[Dataset records]
────

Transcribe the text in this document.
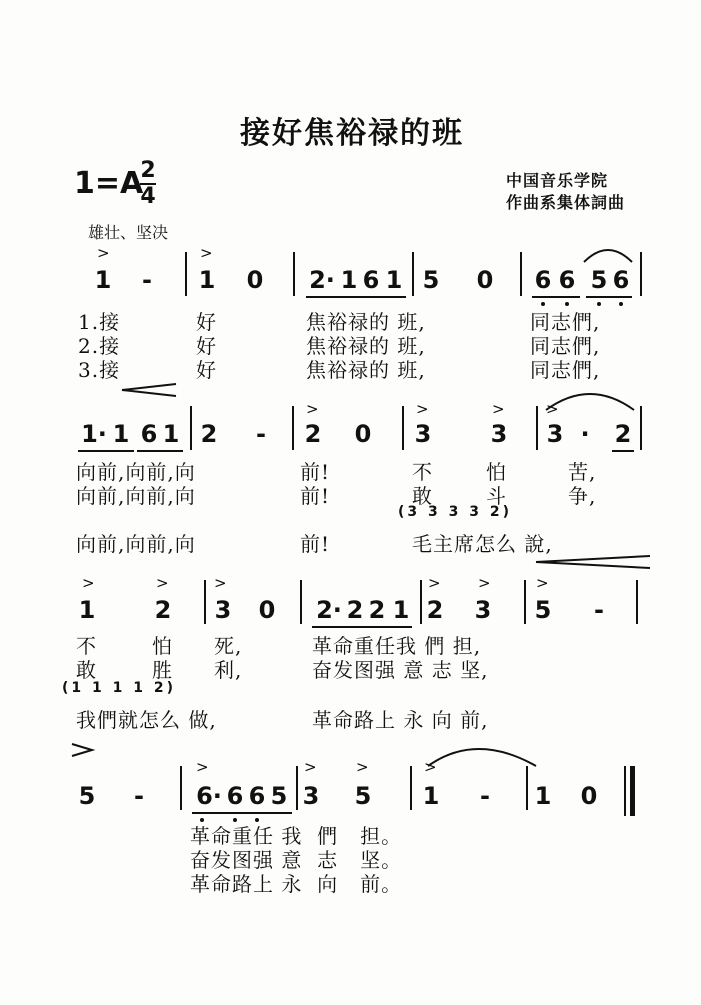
接好焦裕禄的班
1=A
2
4
中国音乐学院
作曲系集体詞曲
雄壮、坚决
>	>
1 - 1 0 2· 1 6 1 5 0 6 6 5 6
1.接	好	焦裕禄的 班,	同志們,
2.接	好	焦裕禄的 班,	同志們,
3.接	好	焦裕禄的 班,	同志們,
>	>	>	>
1· 1 6 1 2 - 2 0 3 3 3 · 2
向前,向前,向	前!	不	怕	苦,
向前,向前,向	前!	敢	斗	争,
(3 3 3 3 2)
向前,向前,向	前!	毛主席怎么 說,
>	>	>	> >	>
1 2 3 0 2· 2 2 1 2 3 5 -
不	怕 死,	革命重任我 們 担,
敢	胜 利,	奋发图强 意 志 坚,
(1 1 1 1 2)
我們就怎么 做,	革命路上 永 向 前,
>	>	>	>
5 - 6· 6 6 5 3 5 1 - 1 0
革命重任 我  們   担。
奋发图强 意  志   坚。
革命路上 永  向   前。
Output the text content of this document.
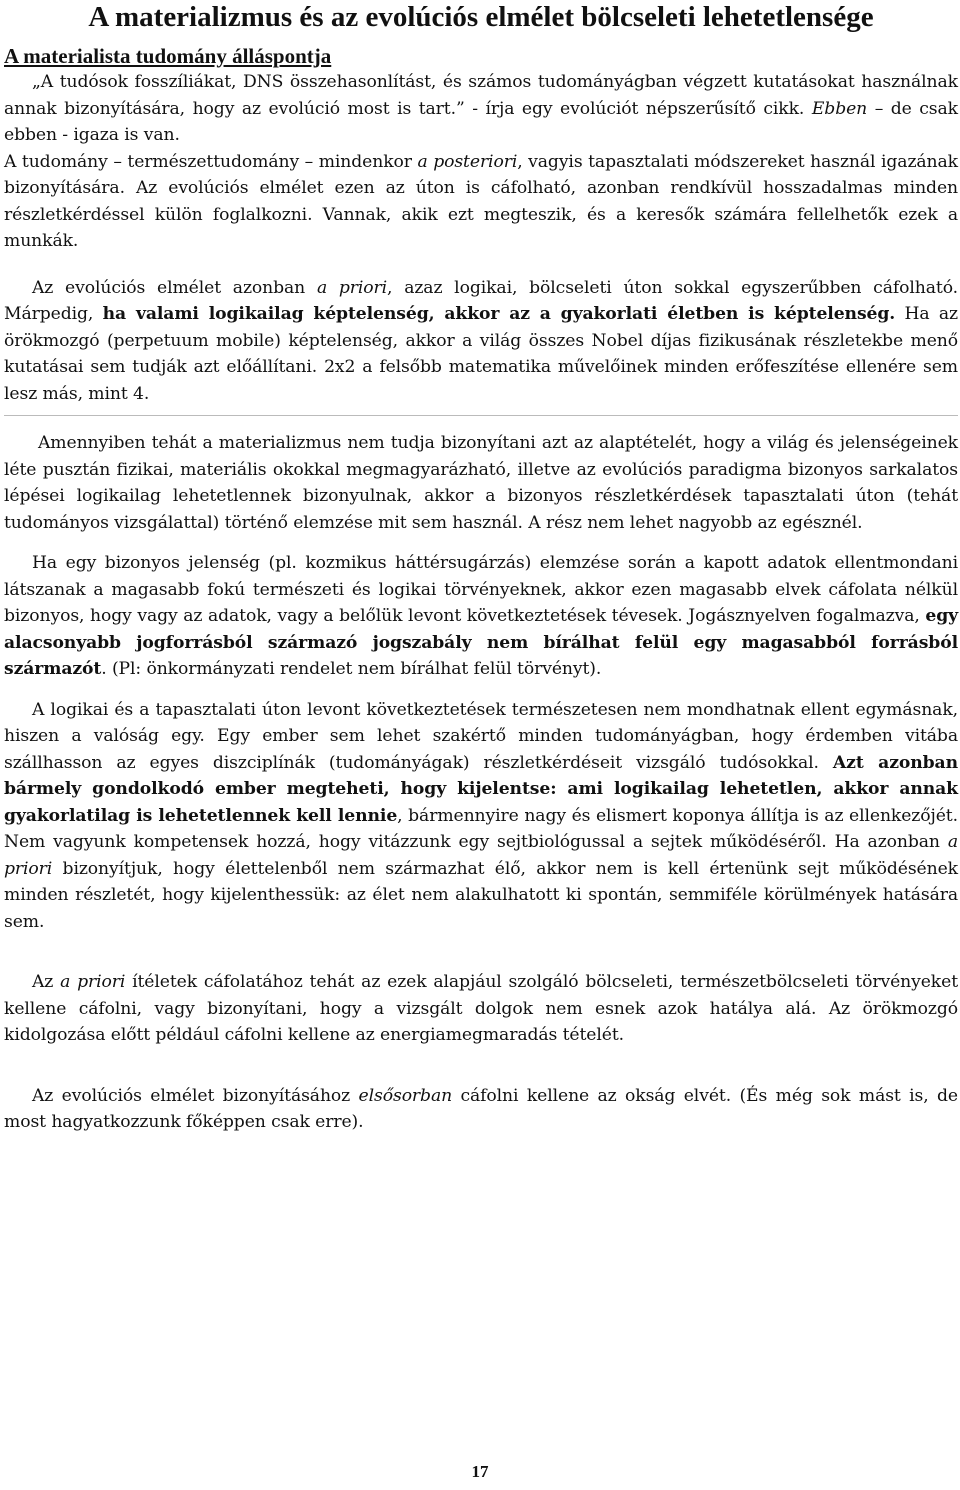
A materializmus és az evolúciós elmélet bölcseleti lehetetlensége
A materialista tudomány álláspontja

„A tudósok fosszíliákat, DNS összehasonlítást, és számos tudományágban végzett kutatásokat használnak annak bizonyítására, hogy az evolúció most is tart.” - írja egy evolúciót népszerűsítő cikk. Ebben – de csak ebben - igaza is van.

A tudomány – természettudomány – mindenkor a posteriori, vagyis tapasztalati módszereket használ igazának bizonyítására. Az evolúciós elmélet ezen az úton is cáfolható, azonban rendkívül hosszadalmas minden részletkérdéssel külön foglalkozni. Vannak, akik ezt megteszik, és a keresők számára fellelhetők ezek a munkák.

Az evolúciós elmélet azonban a priori, azaz logikai, bölcseleti úton sokkal egyszerűbben cáfolható. Márpedig, ha valami logikailag képtelenség, akkor az a gyakorlati életben is képtelenség. Ha az örökmozgó (perpetuum mobile) képtelenség, akkor a világ összes Nobel díjas fizikusának részletekbe menő kutatásai sem tudják azt előállítani. 2x2 a felsőbb matematika művelőinek minden erőfeszítése ellenére sem lesz más, mint 4.

Amennyiben tehát a materializmus nem tudja bizonyítani azt az alaptételét, hogy a világ és jelenségeinek léte pusztán fizikai, materiális okokkal megmagyarázható, illetve az evolúciós paradigma bizonyos sarkalatos lépései logikailag lehetetlennek bizonyulnak, akkor a bizonyos részletkérdések tapasztalati úton (tehát tudományos vizsgálattal) történő elemzése mit sem használ. A rész nem lehet nagyobb az egésznél.

Ha egy bizonyos jelenség (pl. kozmikus háttérsugárzás) elemzése során a kapott adatok ellentmondani látszanak a magasabb fokú természeti és logikai törvényeknek, akkor ezen magasabb elvek cáfolata nélkül bizonyos, hogy vagy az adatok, vagy a belőlük levont következtetések tévesek. Jogásznyelven fogalmazva, egy alacsonyabb jogforrásból származó jogszabály nem bírálhat felül egy magasabból forrásból származót. (Pl: önkormányzati rendelet nem bírálhat felül törvényt).

A logikai és a tapasztalati úton levont következtetések természetesen nem mondhatnak ellent egymásnak, hiszen a valóság egy. Egy ember sem lehet szakértő minden tudományágban, hogy érdemben vitába szállhasson az egyes diszciplínák (tudományágak) részletkérdéseit vizsgáló tudósokkal. Azt azonban bármely gondolkodó ember megteheti, hogy kijelentse: ami logikailag lehetetlen, akkor annak gyakorlatilag is lehetetlennek kell lennie, bármennyire nagy és elismert koponya állítja is az ellenkezőjét. Nem vagyunk kompetensek hozzá, hogy vitázzunk egy sejtbiológussal a sejtek működéséről. Ha azonban a priori bizonyítjuk, hogy élettelenből nem származhat élő, akkor nem is kell értenünk sejt működésének minden részletét, hogy kijelenthessük: az élet nem alakulhatott ki spontán, semmiféle körülmények hatására sem.

Az a priori ítéletek cáfolatához tehát az ezek alapjául szolgáló bölcseleti, természetbölcseleti törvényeket kellene cáfolni, vagy bizonyítani, hogy a vizsgált dolgok nem esnek azok hatálya alá. Az örökmozgó kidolgozása előtt például cáfolni kellene az energiamegmaradás tételét.

Az evolúciós elmélet bizonyításához elsősorban cáfolni kellene az okság elvét. (És még sok mást is, de most hagyatkozzunk főképpen csak erre).

17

────

> _WHAT TO WORK ON_
For this exercise, gather every line of the data that contains the word "document".

> _RESPONSE TO THIS EXERCISE_
Transcribe the text in this document.
Output the text content of this document.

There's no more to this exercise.